#### Data supplied

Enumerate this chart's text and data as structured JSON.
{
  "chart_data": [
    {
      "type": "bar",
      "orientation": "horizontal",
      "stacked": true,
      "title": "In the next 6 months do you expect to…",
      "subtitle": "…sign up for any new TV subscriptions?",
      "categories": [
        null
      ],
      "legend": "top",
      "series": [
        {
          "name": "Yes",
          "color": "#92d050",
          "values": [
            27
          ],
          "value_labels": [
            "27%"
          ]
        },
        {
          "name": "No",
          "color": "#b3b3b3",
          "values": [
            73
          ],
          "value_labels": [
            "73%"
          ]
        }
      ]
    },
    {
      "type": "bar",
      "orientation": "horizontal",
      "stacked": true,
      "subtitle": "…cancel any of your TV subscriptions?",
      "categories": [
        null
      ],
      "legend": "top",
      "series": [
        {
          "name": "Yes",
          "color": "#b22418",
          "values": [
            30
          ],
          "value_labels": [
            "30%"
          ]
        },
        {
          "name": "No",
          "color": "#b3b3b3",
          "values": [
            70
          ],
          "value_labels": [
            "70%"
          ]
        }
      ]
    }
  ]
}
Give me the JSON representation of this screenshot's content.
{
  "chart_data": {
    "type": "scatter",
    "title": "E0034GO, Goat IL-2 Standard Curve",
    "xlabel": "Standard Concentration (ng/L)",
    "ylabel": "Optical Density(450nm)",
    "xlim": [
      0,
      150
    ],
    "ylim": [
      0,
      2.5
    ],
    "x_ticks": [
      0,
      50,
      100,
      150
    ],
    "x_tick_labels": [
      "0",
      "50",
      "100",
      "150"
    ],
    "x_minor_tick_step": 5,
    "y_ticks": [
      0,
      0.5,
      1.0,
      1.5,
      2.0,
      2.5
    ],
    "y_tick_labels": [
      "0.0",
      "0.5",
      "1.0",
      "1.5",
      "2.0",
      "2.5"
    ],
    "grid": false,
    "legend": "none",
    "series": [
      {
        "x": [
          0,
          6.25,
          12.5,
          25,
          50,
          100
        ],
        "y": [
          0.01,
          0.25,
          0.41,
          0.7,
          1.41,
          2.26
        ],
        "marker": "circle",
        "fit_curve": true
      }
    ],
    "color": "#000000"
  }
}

########

Given exercise | Faithfully copy every entry, leaving nothing out.

Response below |
Enumerate this chart's text and data as structured JSON.
{
  "chart_data": [
    {
      "type": "bar",
      "orientation": "horizontal",
      "stacked": true,
      "title": "In the next 6 months do you expect to…",
      "subtitle": "…sign up for any new TV subscriptions?",
      "categories": [
        null
      ],
      "legend": "top",
      "series": [
        {
          "name": "Yes",
          "color": "#92d050",
          "values": [
            27
          ],
          "value_labels": [
            "27%"
          ]
        },
        {
          "name": "No",
          "color": "#b3b3b3",
          "values": [
            73
          ],
          "value_labels": [
            "73%"
          ]
        }
      ]
    },
    {
      "type": "bar",
      "orientation": "horizontal",
      "stacked": true,
      "subtitle": "…cancel any of your TV subscriptions?",
      "categories": [
        null
      ],
      "legend": "top",
      "series": [
        {
          "name": "Yes",
          "color": "#b22418",
          "values": [
            30
          ],
          "value_labels": [
            "30%"
          ]
        },
        {
          "name": "No",
          "color": "#b3b3b3",
          "values": [
            70
          ],
          "value_labels": [
            "70%"
          ]
        }
      ]
    }
  ]
}
Give me the JSON representation of this screenshot's content.
{
  "chart_data": {
    "type": "scatter",
    "title": "E0034GO, Goat IL-2 Standard Curve",
    "xlabel": "Standard Concentration (ng/L)",
    "ylabel": "Optical Density(450nm)",
    "xlim": [
      0,
      150
    ],
    "ylim": [
      0,
      2.5
    ],
    "x_ticks": [
      0,
      50,
      100,
      150
    ],
    "x_tick_labels": [
      "0",
      "50",
      "100",
      "150"
    ],
    "x_minor_tick_step": 5,
    "y_ticks": [
      0,
      0.5,
      1.0,
      1.5,
      2.0,
      2.5
    ],
    "y_tick_labels": [
      "0.0",
      "0.5",
      "1.0",
      "1.5",
      "2.0",
      "2.5"
    ],
    "grid": false,
    "legend": "none",
    "series": [
      {
        "x": [
          0,
          6.25,
          12.5,
          25,
          50,
          100
        ],
        "y": [
          0.01,
          0.25,
          0.41,
          0.7,
          1.41,
          2.26
        ],
        "marker": "circle",
        "fit_curve": true
      }
    ],
    "color": "#000000"
  }
}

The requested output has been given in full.